__Given entries__
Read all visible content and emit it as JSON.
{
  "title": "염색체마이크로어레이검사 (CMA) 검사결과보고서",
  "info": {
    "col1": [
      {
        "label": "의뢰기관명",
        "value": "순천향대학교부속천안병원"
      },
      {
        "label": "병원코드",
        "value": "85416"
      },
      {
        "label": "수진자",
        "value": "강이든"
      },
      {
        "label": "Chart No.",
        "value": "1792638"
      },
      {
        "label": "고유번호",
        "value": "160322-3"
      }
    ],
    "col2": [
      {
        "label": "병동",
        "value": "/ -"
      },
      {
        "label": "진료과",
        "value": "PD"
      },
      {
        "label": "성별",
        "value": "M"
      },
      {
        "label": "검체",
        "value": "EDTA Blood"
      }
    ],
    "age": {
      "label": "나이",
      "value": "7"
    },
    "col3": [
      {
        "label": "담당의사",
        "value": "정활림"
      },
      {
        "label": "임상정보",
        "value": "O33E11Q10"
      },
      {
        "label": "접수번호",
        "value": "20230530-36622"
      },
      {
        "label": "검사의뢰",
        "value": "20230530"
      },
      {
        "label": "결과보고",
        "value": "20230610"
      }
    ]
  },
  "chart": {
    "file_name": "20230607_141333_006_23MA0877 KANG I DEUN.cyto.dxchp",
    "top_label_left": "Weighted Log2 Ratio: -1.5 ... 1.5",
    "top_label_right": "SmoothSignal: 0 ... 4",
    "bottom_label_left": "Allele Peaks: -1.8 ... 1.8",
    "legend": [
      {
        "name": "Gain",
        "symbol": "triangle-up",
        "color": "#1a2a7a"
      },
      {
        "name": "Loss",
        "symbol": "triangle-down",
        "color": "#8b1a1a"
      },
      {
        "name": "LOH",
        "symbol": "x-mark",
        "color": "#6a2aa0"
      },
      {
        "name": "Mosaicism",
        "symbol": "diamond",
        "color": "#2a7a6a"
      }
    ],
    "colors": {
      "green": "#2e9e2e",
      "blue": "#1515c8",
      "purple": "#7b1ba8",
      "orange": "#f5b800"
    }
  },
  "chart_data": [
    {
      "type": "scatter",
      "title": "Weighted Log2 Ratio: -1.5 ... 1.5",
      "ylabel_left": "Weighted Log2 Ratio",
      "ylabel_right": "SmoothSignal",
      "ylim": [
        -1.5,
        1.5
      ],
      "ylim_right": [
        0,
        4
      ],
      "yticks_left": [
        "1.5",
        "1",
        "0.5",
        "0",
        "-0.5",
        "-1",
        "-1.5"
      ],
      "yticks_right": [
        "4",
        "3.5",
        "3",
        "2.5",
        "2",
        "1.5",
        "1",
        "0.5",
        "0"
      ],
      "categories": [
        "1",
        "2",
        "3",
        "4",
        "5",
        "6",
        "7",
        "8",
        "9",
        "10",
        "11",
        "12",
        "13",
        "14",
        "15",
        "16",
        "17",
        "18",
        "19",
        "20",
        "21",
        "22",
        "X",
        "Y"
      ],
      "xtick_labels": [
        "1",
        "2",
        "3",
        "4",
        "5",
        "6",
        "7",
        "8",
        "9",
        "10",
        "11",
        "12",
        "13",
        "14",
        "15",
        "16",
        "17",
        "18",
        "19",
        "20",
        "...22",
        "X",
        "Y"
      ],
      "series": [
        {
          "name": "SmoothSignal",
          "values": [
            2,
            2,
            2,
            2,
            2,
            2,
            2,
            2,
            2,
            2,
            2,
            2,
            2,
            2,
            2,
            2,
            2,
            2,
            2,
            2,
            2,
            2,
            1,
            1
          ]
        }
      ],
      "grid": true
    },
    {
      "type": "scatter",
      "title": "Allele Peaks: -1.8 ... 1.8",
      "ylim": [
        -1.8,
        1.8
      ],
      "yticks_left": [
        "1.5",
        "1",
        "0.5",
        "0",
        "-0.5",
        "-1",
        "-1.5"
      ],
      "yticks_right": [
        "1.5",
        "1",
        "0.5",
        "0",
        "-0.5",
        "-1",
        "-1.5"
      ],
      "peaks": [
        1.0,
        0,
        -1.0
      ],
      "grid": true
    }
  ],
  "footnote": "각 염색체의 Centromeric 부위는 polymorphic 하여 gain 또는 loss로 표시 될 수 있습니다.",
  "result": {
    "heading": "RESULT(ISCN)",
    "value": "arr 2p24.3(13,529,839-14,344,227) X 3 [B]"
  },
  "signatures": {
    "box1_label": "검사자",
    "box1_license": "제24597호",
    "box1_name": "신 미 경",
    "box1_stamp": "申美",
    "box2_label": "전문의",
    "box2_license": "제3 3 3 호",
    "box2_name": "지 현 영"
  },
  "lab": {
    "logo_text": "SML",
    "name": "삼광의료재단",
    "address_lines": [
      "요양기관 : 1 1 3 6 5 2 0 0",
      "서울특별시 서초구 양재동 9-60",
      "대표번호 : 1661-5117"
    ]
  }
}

__Written request__
Look for the word "Ratio" in every line of the listing and copy the lines that have it.

__Response to the task__
    "top_label_left": "Weighted Log2 Ratio: -1.5 ... 1.5",
      "title": "Weighted Log2 Ratio: -1.5 ... 1.5",
      "ylabel_left": "Weighted Log2 Ratio",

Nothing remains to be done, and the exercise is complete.